Task to complete: Copy out, from the entries below, each line holding the string "this".
# Start of Extracted records
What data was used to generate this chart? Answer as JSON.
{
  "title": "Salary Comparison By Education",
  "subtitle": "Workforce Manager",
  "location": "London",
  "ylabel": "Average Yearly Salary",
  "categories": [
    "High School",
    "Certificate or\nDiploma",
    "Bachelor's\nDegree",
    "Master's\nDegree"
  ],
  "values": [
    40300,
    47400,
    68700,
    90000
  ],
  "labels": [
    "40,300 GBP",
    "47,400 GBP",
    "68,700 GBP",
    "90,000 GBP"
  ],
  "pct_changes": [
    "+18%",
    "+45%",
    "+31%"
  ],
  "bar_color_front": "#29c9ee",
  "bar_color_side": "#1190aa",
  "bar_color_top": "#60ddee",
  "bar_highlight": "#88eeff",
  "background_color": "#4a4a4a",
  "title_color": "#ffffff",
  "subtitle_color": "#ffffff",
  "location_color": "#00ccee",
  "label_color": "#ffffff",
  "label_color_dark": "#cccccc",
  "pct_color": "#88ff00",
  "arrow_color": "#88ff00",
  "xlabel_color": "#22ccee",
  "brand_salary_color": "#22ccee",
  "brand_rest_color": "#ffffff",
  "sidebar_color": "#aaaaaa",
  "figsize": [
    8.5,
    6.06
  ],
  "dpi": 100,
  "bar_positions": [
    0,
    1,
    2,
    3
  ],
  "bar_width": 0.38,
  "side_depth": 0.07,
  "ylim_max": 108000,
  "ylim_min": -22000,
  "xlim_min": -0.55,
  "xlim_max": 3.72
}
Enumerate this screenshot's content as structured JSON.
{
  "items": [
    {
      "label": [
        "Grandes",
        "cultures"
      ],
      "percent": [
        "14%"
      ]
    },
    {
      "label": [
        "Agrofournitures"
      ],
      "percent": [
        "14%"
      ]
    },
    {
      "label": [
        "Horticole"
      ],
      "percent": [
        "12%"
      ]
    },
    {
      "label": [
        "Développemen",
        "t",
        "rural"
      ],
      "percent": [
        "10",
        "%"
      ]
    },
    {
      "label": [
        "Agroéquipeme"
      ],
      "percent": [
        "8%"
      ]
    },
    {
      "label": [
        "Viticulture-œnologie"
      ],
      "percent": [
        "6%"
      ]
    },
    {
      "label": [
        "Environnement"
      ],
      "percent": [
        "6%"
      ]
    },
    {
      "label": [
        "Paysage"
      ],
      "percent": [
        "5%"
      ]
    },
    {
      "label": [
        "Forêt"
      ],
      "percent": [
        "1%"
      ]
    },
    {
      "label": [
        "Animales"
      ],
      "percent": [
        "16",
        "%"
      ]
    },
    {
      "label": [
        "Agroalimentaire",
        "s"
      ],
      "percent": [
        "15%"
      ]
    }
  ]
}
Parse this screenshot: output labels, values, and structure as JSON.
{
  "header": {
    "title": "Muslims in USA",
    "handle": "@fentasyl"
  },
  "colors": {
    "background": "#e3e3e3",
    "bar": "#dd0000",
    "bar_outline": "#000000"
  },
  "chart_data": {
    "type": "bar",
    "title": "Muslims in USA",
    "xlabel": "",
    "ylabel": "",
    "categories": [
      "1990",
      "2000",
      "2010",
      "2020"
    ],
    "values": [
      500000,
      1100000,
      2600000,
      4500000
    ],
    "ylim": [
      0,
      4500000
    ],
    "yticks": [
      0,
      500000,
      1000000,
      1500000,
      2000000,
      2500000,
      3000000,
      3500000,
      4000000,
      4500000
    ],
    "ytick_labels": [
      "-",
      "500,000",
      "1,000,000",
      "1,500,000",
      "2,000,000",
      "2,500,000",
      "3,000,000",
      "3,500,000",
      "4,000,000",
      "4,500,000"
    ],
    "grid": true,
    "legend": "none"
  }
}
# End of Extracted records
Reply:
What data was used to generate this chart? Answer as JSON.
Enumerate this screenshot's content as structured JSON.
Parse this screenshot: output labels, values, and structure as JSON.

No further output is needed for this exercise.